→ Short problem
Every record here should be printed again exactly.

→ Data entries
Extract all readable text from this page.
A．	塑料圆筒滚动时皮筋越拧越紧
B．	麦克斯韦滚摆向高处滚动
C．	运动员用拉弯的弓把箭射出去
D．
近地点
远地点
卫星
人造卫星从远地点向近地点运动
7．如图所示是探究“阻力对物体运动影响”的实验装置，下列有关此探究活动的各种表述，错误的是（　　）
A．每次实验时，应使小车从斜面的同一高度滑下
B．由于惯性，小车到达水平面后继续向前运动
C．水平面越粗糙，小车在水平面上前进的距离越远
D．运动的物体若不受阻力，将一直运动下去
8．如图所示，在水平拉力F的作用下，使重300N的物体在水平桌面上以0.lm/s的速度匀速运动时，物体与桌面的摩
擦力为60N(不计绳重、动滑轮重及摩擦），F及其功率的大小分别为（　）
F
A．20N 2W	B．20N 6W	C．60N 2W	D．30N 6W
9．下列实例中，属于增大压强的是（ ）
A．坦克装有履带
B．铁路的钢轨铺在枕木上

→ Finished answer
Extract all readable text from this page.
A．	塑料圆筒滚动时皮筋越拧越紧
B．	麦克斯韦滚摆向高处滚动
C．	运动员用拉弯的弓把箭射出去
D．
近地点
远地点
卫星
人造卫星从远地点向近地点运动
7．如图所示是探究“阻力对物体运动影响”的实验装置，下列有关此探究活动的各种表述，错误的是（　　）
A．每次实验时，应使小车从斜面的同一高度滑下
B．由于惯性，小车到达水平面后继续向前运动
C．水平面越粗糙，小车在水平面上前进的距离越远
D．运动的物体若不受阻力，将一直运动下去
8．如图所示，在水平拉力F的作用下，使重300N的物体在水平桌面上以0.lm/s的速度匀速运动时，物体与桌面的摩
擦力为60N(不计绳重、动滑轮重及摩擦），F及其功率的大小分别为（　）
F
A．20N 2W	B．20N 6W	C．60N 2W	D．30N 6W
9．下列实例中，属于增大压强的是（ ）
A．坦克装有履带
B．铁路的钢轨铺在枕木上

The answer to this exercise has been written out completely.